Document section.
Interest rates are the cost of borrowing, and it seems to make a certain amount of sense that the greater the amount of debt and the larger the extent of interest rate increases, the greater the impact of those interest rate increases on the underlying economy. From March 30, 1999, to May 15, 2000, the Fed raised its discount rate from 4.75% to 6.50%. The market peaked on March 24, 2000, and subsequently declined by 49.15%. At year-end 1999, total debt in the US was 189% of GDP. From May 4, 2004, to June 29, 2006, the Fed increased the discount rate from 1.00% to 5.25%. The market peaked on October 9, 2007, and then declined by 56.77%. At year-end 2007, total debt in the US was 237% of GDP. From March 17, 2022, to July 26, 2023, the Fed raised the discount rate from 0.25% to 5.50%, with total rate increases of 5.25% exceeding the rate increases of 2004 to 2006 by 1%. The total debt of the US is now 261%.
As mentioned above, markets at the end of 2022 were “all in” on the prospects for an economic recession, but they have become increasingly comfortable adopting the view that “if it hasn’t happened yet, it’s because it isn’t going to.” However, it may be that a wager investors should exercise caution in making. Darker clouds may now be starting to come into view. The US economy, characterized by its very high levels of fiscal stimulus and the mirror image of a very large and growing federal budget deficit, has been a notable outlier in a world economy that, this year, is experiencing sequentially lower rates of growth. This is leading to rising market-based interest rates both in the US and globally, as well as a stronger US dollar. Foreign countries, with much of their debt valued in those same dollars and with much weaker economies, are responding by aggressively lowering interest rates set by their central banks, leading to a widening spread in their interest rates vis-à-vis those set by a still very cautious US Federal Reserve. The result is a negative feedback loop, creating an even stronger US dollar and applying increasing amounts of stress to an increasingly fragile global financial system.
With the lowering of our expectations for positive equity markets, we are adjusting the model portfolio of interest from 60% equity and 40% fixed income and cash to an equal weighting of 50% each. October created a 1.75 % negative return, leaving portfolio returns at +11.18% year-to-date. Equities returned -2.35%, with large-cap US equities down nearly 1%, but foreign markets returning -6%, and small-cap US equities at -3%. The 50% fixed income and cash returned -1.15%.

Material.
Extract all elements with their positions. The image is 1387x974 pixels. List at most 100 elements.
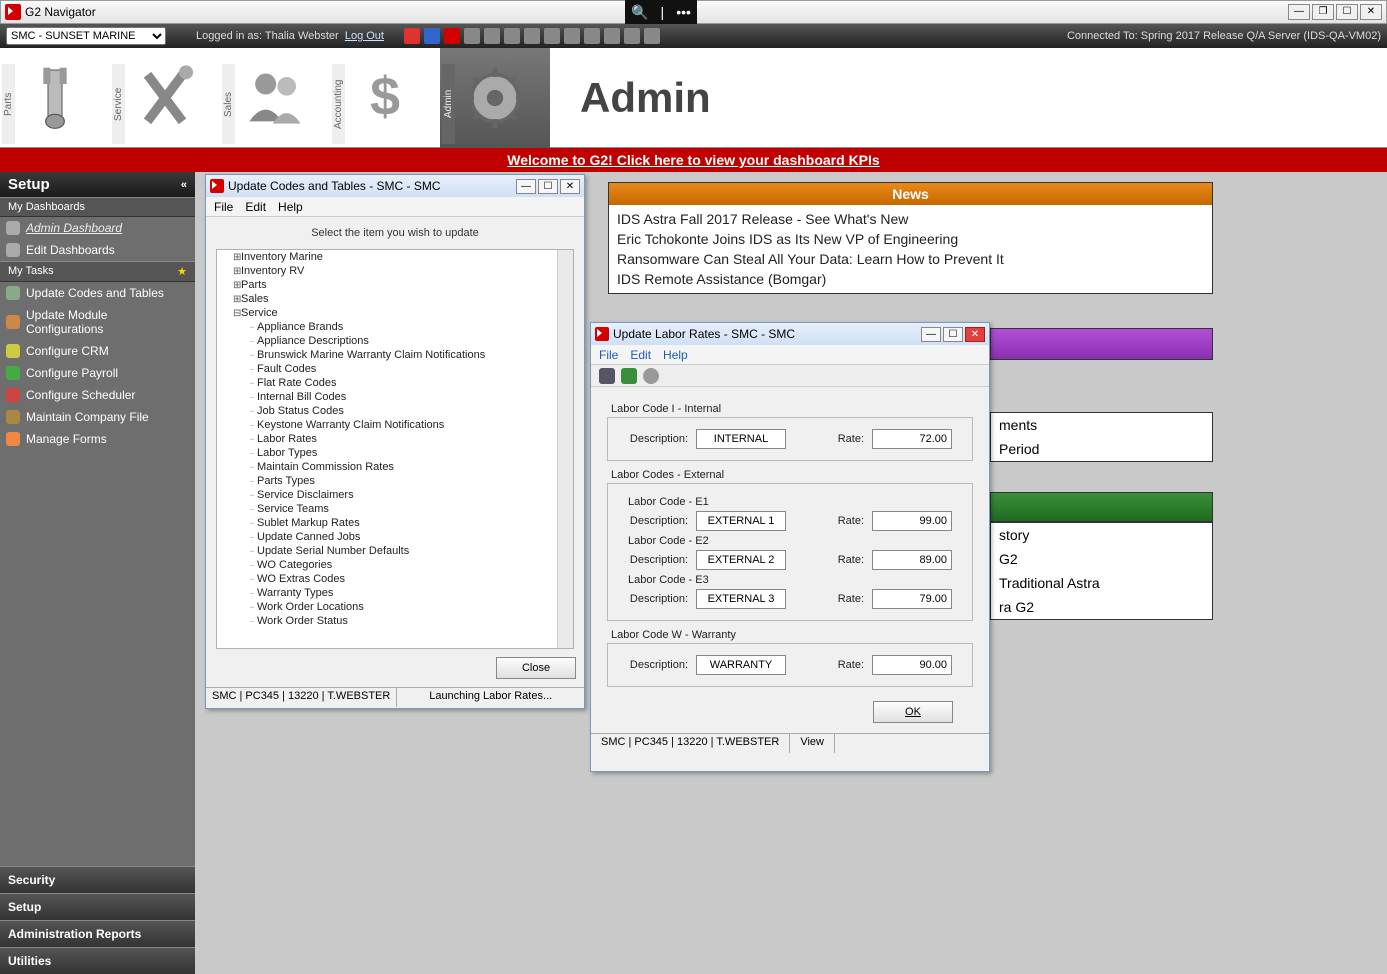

Aim.
In the market commentary, what was total US debt as a share of GDP at year-end 2007?

Correct answer.
237% of GDP.